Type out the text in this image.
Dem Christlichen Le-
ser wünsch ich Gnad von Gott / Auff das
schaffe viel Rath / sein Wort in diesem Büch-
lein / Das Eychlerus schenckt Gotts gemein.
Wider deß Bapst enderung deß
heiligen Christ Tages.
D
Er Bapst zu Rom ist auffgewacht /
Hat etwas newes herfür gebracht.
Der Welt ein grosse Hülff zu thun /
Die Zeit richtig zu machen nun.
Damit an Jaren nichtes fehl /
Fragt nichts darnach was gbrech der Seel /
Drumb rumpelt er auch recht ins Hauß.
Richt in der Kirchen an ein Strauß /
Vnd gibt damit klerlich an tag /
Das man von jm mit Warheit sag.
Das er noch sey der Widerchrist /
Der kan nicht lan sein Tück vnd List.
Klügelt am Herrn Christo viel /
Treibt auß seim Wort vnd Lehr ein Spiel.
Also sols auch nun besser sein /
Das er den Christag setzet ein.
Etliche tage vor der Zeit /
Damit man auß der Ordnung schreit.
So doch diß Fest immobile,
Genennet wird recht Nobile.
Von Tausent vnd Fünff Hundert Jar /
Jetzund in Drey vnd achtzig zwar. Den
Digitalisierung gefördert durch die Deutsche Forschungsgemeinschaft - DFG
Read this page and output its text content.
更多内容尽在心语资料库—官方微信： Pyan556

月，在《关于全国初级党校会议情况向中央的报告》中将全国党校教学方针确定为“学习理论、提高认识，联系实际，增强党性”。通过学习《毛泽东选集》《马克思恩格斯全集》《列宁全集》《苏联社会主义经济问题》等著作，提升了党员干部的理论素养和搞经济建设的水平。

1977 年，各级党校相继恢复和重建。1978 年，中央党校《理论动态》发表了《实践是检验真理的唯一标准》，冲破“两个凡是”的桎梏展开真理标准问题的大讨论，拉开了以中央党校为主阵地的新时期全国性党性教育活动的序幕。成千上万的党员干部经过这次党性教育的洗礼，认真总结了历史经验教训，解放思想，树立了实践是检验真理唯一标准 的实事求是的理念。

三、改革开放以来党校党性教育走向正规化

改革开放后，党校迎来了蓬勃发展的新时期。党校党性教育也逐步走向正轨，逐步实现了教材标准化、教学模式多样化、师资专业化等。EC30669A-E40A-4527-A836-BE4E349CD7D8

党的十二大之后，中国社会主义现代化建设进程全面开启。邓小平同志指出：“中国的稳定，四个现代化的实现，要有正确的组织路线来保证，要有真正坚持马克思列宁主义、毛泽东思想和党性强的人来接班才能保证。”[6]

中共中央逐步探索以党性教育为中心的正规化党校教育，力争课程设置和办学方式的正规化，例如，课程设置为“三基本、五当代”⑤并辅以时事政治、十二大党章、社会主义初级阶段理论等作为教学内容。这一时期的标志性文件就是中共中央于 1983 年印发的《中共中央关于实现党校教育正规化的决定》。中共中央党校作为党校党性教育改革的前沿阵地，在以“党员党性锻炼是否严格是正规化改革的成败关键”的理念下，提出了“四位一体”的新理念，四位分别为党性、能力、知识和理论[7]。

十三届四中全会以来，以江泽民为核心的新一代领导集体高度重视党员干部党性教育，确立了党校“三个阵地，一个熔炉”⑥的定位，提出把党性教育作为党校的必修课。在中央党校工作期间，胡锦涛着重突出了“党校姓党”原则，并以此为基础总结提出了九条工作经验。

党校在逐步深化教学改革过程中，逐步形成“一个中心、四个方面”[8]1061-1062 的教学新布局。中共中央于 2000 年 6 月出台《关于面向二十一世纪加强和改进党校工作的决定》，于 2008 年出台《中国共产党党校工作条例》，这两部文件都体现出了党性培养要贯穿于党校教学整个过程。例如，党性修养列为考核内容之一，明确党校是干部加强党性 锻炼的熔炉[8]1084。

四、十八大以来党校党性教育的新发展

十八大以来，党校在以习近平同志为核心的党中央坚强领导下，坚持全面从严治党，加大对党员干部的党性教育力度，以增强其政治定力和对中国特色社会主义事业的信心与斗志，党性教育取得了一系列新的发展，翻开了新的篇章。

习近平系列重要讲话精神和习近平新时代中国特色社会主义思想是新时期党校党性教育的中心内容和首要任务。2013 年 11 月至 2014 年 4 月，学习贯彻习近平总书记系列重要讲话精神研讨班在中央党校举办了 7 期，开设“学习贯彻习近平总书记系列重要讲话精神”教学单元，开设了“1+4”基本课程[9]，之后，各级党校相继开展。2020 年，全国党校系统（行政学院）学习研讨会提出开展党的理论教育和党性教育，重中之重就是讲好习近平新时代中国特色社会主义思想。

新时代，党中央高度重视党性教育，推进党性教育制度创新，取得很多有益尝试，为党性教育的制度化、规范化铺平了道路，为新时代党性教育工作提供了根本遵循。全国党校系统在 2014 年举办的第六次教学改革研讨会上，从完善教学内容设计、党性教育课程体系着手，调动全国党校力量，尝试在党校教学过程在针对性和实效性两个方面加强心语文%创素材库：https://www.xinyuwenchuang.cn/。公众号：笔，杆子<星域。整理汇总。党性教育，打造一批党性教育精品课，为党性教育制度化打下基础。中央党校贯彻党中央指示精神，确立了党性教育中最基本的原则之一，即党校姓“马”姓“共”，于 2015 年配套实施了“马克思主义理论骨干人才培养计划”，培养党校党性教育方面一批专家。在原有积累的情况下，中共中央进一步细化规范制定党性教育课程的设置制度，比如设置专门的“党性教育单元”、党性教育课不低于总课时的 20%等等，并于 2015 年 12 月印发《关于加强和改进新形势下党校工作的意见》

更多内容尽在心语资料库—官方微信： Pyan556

****************

▶ [Goal]
Count every line in the preceding entries where the string "this" appears, then state only the total.

▶ [Output of the task]
2